Give the number of lines holding the string "JSON" and nothing more.

◇ ◇ ◇ ◇ ◇

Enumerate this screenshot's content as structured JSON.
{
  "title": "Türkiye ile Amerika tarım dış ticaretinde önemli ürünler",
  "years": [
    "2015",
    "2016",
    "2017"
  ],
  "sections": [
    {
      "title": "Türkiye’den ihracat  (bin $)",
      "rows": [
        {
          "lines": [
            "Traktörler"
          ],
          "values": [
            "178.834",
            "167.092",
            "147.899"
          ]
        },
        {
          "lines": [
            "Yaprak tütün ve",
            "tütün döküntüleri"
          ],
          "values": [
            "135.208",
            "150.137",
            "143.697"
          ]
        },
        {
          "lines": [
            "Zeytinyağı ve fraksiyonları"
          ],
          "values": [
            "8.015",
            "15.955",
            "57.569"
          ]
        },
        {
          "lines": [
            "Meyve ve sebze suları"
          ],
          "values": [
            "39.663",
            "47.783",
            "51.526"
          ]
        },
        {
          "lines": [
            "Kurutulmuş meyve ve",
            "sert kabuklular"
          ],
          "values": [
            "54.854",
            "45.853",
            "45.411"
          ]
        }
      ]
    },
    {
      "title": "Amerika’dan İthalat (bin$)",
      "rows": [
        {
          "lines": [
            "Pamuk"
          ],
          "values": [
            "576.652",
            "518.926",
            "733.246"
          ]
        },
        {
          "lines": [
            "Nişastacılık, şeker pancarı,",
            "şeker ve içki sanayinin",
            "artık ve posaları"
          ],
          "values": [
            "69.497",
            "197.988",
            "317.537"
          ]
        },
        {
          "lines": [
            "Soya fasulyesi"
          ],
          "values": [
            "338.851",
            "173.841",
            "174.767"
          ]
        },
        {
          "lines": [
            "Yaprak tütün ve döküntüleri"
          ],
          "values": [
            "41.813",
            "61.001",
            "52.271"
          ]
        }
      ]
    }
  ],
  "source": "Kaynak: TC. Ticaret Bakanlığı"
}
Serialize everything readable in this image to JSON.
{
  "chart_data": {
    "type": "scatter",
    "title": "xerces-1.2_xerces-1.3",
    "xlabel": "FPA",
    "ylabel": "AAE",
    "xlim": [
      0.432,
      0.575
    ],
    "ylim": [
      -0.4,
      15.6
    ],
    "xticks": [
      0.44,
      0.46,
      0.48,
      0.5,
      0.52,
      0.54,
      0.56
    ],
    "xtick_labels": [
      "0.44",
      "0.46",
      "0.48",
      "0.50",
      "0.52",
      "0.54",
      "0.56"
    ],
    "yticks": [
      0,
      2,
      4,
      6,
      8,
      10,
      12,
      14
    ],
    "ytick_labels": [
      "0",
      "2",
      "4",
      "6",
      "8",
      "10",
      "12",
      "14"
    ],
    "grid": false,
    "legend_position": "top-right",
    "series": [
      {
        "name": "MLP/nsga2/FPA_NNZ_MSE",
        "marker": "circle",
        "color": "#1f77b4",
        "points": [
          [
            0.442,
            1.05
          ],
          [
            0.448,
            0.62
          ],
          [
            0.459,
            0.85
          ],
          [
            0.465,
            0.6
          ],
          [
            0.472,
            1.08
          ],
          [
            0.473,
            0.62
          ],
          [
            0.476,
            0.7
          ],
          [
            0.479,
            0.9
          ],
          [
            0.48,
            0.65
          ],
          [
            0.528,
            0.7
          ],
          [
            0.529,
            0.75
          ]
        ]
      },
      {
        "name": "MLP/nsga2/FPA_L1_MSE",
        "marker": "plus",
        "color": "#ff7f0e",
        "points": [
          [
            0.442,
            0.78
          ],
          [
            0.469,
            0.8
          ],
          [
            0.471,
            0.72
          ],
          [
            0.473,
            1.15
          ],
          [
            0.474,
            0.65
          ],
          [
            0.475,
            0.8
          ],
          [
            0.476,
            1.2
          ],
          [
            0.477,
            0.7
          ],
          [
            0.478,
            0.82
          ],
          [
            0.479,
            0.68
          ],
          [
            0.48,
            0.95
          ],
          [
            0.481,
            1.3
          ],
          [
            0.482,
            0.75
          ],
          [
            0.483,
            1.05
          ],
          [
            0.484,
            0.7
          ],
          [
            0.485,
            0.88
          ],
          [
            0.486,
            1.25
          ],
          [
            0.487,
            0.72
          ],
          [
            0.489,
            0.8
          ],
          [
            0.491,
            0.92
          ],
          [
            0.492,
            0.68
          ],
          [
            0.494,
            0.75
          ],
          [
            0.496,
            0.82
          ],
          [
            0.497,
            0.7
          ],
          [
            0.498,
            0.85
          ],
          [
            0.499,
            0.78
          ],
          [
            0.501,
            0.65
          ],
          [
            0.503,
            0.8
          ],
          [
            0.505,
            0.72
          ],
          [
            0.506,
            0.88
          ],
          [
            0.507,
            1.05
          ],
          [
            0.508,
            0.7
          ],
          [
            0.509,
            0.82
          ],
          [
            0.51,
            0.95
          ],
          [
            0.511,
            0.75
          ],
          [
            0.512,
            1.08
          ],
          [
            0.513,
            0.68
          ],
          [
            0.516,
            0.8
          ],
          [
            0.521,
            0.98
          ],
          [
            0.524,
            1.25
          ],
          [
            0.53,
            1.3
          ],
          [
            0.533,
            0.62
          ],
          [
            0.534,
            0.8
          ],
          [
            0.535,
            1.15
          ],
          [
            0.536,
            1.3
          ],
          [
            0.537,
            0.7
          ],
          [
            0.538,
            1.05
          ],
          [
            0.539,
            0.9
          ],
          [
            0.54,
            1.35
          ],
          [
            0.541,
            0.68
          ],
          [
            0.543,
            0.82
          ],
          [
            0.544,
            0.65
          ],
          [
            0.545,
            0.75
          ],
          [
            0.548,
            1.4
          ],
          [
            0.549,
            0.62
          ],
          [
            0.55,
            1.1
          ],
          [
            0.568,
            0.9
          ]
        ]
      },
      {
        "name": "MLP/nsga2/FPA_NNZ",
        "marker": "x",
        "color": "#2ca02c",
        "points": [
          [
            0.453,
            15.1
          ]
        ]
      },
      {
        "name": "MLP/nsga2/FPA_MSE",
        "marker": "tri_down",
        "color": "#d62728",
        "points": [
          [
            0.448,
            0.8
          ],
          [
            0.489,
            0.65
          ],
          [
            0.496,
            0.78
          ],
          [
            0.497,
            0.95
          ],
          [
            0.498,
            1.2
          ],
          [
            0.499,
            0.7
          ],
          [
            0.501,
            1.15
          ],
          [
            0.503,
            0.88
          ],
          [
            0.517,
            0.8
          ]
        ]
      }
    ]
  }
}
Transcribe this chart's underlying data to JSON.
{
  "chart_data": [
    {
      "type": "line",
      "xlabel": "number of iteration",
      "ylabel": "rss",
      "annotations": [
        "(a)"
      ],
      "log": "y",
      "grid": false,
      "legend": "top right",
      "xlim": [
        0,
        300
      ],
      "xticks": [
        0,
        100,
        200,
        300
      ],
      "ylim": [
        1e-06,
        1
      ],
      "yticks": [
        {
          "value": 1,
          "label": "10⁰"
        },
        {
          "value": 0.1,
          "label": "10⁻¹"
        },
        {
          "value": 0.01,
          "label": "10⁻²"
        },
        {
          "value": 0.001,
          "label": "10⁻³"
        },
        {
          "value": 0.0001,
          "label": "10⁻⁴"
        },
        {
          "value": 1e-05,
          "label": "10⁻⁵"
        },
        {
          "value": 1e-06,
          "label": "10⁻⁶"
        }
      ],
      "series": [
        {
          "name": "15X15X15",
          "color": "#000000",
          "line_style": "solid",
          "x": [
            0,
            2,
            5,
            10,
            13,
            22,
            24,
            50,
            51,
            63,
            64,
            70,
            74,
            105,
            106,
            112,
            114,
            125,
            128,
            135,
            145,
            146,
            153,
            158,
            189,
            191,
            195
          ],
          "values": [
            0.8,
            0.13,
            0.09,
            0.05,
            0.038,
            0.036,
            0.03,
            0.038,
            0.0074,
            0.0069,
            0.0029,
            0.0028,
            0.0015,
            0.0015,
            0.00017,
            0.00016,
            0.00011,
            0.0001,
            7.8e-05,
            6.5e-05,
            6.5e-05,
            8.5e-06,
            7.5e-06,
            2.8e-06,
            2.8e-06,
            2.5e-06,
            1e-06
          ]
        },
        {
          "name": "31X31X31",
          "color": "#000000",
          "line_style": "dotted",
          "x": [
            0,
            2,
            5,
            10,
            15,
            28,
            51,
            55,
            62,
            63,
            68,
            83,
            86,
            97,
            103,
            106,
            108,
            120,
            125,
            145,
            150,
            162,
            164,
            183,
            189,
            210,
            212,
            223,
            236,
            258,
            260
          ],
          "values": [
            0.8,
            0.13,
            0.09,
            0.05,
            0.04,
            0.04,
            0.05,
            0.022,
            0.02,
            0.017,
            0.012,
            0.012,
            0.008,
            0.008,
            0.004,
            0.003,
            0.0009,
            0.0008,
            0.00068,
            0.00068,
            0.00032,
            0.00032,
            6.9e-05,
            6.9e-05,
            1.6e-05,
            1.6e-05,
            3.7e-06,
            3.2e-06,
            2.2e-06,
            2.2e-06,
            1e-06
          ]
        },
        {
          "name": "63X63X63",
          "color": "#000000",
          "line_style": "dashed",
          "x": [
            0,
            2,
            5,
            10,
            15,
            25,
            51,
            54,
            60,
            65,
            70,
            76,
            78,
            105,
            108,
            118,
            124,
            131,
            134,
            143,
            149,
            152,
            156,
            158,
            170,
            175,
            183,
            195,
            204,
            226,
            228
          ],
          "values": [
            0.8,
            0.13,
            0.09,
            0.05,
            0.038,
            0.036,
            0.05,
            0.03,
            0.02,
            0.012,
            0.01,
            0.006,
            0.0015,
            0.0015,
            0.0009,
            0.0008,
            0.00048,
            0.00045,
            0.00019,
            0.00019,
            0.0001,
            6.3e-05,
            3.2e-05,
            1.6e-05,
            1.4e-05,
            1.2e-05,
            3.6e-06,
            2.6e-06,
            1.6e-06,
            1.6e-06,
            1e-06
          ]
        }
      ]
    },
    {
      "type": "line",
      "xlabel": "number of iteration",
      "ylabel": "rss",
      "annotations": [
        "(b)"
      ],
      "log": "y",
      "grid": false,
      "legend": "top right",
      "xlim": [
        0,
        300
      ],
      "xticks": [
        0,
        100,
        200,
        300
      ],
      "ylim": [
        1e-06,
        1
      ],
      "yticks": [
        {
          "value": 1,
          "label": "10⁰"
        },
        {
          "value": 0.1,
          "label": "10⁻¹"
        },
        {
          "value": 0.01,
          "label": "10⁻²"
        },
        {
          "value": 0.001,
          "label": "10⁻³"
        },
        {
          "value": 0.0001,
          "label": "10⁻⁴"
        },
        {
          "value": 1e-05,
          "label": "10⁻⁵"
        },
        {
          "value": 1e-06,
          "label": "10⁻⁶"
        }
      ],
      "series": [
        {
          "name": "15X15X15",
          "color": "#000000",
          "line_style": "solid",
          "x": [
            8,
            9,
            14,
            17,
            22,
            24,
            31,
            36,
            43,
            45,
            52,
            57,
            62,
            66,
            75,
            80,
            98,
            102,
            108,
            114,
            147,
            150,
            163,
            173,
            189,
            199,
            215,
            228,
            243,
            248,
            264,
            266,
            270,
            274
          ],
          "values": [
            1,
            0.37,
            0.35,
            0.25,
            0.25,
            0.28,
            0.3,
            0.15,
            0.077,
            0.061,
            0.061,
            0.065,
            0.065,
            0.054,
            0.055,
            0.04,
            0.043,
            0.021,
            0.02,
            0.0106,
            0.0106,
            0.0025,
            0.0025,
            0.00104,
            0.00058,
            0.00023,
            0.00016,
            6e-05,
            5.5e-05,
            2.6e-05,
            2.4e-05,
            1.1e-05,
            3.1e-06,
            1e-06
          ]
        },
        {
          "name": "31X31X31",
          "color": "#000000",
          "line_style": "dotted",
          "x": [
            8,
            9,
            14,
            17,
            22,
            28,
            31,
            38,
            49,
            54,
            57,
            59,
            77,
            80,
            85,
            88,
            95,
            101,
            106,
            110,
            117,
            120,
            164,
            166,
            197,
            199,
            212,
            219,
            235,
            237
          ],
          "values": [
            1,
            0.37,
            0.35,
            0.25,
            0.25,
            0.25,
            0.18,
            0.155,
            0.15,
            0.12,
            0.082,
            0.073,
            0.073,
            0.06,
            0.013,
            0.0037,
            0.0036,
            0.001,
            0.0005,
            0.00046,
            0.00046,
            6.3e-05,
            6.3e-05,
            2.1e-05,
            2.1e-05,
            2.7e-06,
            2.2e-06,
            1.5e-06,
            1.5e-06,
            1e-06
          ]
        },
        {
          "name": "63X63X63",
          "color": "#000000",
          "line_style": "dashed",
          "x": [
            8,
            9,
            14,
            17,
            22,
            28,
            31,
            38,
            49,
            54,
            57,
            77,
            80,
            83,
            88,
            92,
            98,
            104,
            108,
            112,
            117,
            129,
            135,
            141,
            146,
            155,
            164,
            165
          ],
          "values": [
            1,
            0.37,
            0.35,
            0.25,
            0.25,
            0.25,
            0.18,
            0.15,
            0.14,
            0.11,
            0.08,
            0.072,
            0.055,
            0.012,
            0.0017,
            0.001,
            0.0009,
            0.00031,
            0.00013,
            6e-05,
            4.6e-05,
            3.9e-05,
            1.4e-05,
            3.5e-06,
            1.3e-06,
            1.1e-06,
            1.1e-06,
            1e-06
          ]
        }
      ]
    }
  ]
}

◇ ◇ ◇ ◇ ◇

TASK RESULT | 3